§ Written exercise:
Print the listing as it stands, omitting all images.

§ Records provided:
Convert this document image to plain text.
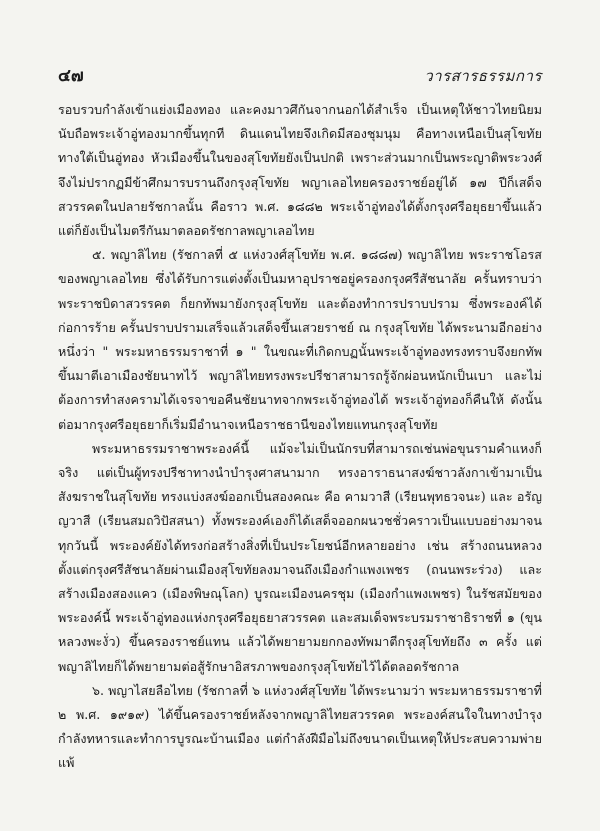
๔๗	วารสารธรรมการ

รอบรวบกำลังเข้าแย่งเมืองทอง และคงมาวศึกันจากนอกได้สำเร็จ เป็นเหตุให้ชาวไทยนิยมนับถือพระเจ้าอู่ทองมากขึ้นทุกที ดินแดนไทยจึงเกิดมีสองชุมนุม คือทางเหนือเป็นสุโขทัย ทางใต้เป็นอู่ทอง หัวเมืองขึ้นในของสุโขทัยยังเป็นปกติ เพราะส่วนมากเป็นพระญาติพระวงศ์ จึงไม่ปรากฏมีข้าศึกมารบรานถึงกรุงสุโขทัย พญาเลอไทยครองราชย์อยู่ได้ ๑๗ ปีก็เสด็จสวรรคตในปลายรัชกาลนั้น คือราว พ.ศ. ๑๘๘๒ พระเจ้าอู่ทองได้ตั้งกรุงศรีอยุธยาขึ้นแล้ว แต่ก็ยังเป็นไมตรีกันมาตลอดรัชกาลพญาเลอไทย

๕. พญาลิไทย (รัชกาลที่ ๕ แห่งวงศ์สุโขทัย พ.ศ. ๑๘๘๗) พญาลิไทย พระราชโอรสของพญาเลอไทย ซึ่งได้รับการแต่งตั้งเป็นมหาอุปราชอยู่ครองกรุงศรีสัชนาลัย ครั้นทราบว่าพระราชบิดาสวรรคต ก็ยกทัพมายังกรุงสุโขทัย และต้องทำการปราบปราม ซึ่งพระองค์ได้ก่อการร้าย ครั้นปราบปรามเสร็จแล้วเสด็จขึ้นเสวยราชย์ ณ กรุงสุโขทัย ได้พระนามอีกอย่างหนึ่งว่า " พระมหาธรรมราชาที่ ๑ " ในขณะที่เกิดกบฏนั้นพระเจ้าอู่ทองทรงทราบจึงยกทัพขึ้นมาตีเอาเมืองชัยนาทไว้ พญาลิไทยทรงพระปรีชาสามารถรู้จักผ่อนหนักเป็นเบา และไม่ต้องการทำสงครามได้เจรจาขอคืนชัยนาทจากพระเจ้าอู่ทองได้ พระเจ้าอู่ทองก็คืนให้ ดังนั้นต่อมากรุงศรีอยุธยาก็เริ่มมีอำนาจเหนือราชธานีของไทยแทนกรุงสุโขทัย

พระมหาธรรมราชาพระองค์นี้ แม้จะไม่เป็นนักรบที่สามารถเช่นพ่อขุนรามคำแหงก็จริง แต่เป็นผู้ทรงปรีชาทางนำบำรุงศาสนามาก ทรงอาราธนาสงฆ์ชาวลังกาเข้ามาเป็นสังฆราชในสุโขทัย ทรงแบ่งสงฆ์ออกเป็นสองคณะ คือ คามวาสี (เรียนพุทธวจนะ) และ อรัญญวาสี (เรียนสมถวิปัสสนา) ทั้งพระองค์เองก็ได้เสด็จออกผนวชชั่วคราวเป็นแบบอย่างมาจนทุกวันนี้ พระองค์ยังได้ทรงก่อสร้างสิ่งที่เป็นประโยชน์อีกหลายอย่าง เช่น สร้างถนนหลวงตั้งแต่กรุงศรีสัชนาลัยผ่านเมืองสุโขทัยลงมาจนถึงเมืองกำแพงเพชร (ถนนพระร่วง) และสร้างเมืองสองแคว (เมืองพิษณุโลก) บูรณะเมืองนครชุม (เมืองกำแพงเพชร) ในรัชสมัยของพระองค์นี้ พระเจ้าอู่ทองแห่งกรุงศรีอยุธยาสวรรคต และสมเด็จพระบรมราชาธิราชที่ ๑ (ขุนหลวงพะงั่ว) ขึ้นครองราชย์แทน แล้วได้พยายามยกกองทัพมาตีกรุงสุโขทัยถึง ๓ ครั้ง แต่พญาลิไทยก็ได้พยายามต่อสู้รักษาอิสรภาพของกรุงสุโขทัยไว้ได้ตลอดรัชกาล

๖. พญาไสยลือไทย (รัชกาลที่ ๖ แห่งวงศ์สุโขทัย ได้พระนามว่า พระมหาธรรมราชาที่ ๒ พ.ศ. ๑๙๑๙) ได้ขึ้นครองราชย์หลังจากพญาลิไทยสวรรคต พระองค์สนใจในทางบำรุงกำลังทหารและทำการบูรณะบ้านเมือง แต่กำลังฝีมือไม่ถึงขนาดเป็นเหตุให้ประสบความพ่ายแพ้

§ Result for this exercise:
Convert this document image to plain text.
๔๗	วารสารธรรมการ

รอบรวบกำลังเข้าแย่งเมืองทอง และคงมาวศึกันจากนอกได้สำเร็จ เป็นเหตุให้ชาวไทยนิยมนับถือพระเจ้าอู่ทองมากขึ้นทุกที ดินแดนไทยจึงเกิดมีสองชุมนุม คือทางเหนือเป็นสุโขทัย ทางใต้เป็นอู่ทอง หัวเมืองขึ้นในของสุโขทัยยังเป็นปกติ เพราะส่วนมากเป็นพระญาติพระวงศ์ จึงไม่ปรากฏมีข้าศึกมารบรานถึงกรุงสุโขทัย พญาเลอไทยครองราชย์อยู่ได้ ๑๗ ปีก็เสด็จสวรรคตในปลายรัชกาลนั้น คือราว พ.ศ. ๑๘๘๒ พระเจ้าอู่ทองได้ตั้งกรุงศรีอยุธยาขึ้นแล้ว แต่ก็ยังเป็นไมตรีกันมาตลอดรัชกาลพญาเลอไทย

๕. พญาลิไทย (รัชกาลที่ ๕ แห่งวงศ์สุโขทัย พ.ศ. ๑๘๘๗) พญาลิไทย พระราชโอรสของพญาเลอไทย ซึ่งได้รับการแต่งตั้งเป็นมหาอุปราชอยู่ครองกรุงศรีสัชนาลัย ครั้นทราบว่าพระราชบิดาสวรรคต ก็ยกทัพมายังกรุงสุโขทัย และต้องทำการปราบปราม ซึ่งพระองค์ได้ก่อการร้าย ครั้นปราบปรามเสร็จแล้วเสด็จขึ้นเสวยราชย์ ณ กรุงสุโขทัย ได้พระนามอีกอย่างหนึ่งว่า " พระมหาธรรมราชาที่ ๑ " ในขณะที่เกิดกบฏนั้นพระเจ้าอู่ทองทรงทราบจึงยกทัพขึ้นมาตีเอาเมืองชัยนาทไว้ พญาลิไทยทรงพระปรีชาสามารถรู้จักผ่อนหนักเป็นเบา และไม่ต้องการทำสงครามได้เจรจาขอคืนชัยนาทจากพระเจ้าอู่ทองได้ พระเจ้าอู่ทองก็คืนให้ ดังนั้นต่อมากรุงศรีอยุธยาก็เริ่มมีอำนาจเหนือราชธานีของไทยแทนกรุงสุโขทัย

พระมหาธรรมราชาพระองค์นี้ แม้จะไม่เป็นนักรบที่สามารถเช่นพ่อขุนรามคำแหงก็จริง แต่เป็นผู้ทรงปรีชาทางนำบำรุงศาสนามาก ทรงอาราธนาสงฆ์ชาวลังกาเข้ามาเป็นสังฆราชในสุโขทัย ทรงแบ่งสงฆ์ออกเป็นสองคณะ คือ คามวาสี (เรียนพุทธวจนะ) และ อรัญญวาสี (เรียนสมถวิปัสสนา) ทั้งพระองค์เองก็ได้เสด็จออกผนวชชั่วคราวเป็นแบบอย่างมาจนทุกวันนี้ พระองค์ยังได้ทรงก่อสร้างสิ่งที่เป็นประโยชน์อีกหลายอย่าง เช่น สร้างถนนหลวงตั้งแต่กรุงศรีสัชนาลัยผ่านเมืองสุโขทัยลงมาจนถึงเมืองกำแพงเพชร (ถนนพระร่วง) และสร้างเมืองสองแคว (เมืองพิษณุโลก) บูรณะเมืองนครชุม (เมืองกำแพงเพชร) ในรัชสมัยของพระองค์นี้ พระเจ้าอู่ทองแห่งกรุงศรีอยุธยาสวรรคต และสมเด็จพระบรมราชาธิราชที่ ๑ (ขุนหลวงพะงั่ว) ขึ้นครองราชย์แทน แล้วได้พยายามยกกองทัพมาตีกรุงสุโขทัยถึง ๓ ครั้ง แต่พญาลิไทยก็ได้พยายามต่อสู้รักษาอิสรภาพของกรุงสุโขทัยไว้ได้ตลอดรัชกาล

๖. พญาไสยลือไทย (รัชกาลที่ ๖ แห่งวงศ์สุโขทัย ได้พระนามว่า พระมหาธรรมราชาที่ ๒ พ.ศ. ๑๙๑๙) ได้ขึ้นครองราชย์หลังจากพญาลิไทยสวรรคต พระองค์สนใจในทางบำรุงกำลังทหารและทำการบูรณะบ้านเมือง แต่กำลังฝีมือไม่ถึงขนาดเป็นเหตุให้ประสบความพ่ายแพ้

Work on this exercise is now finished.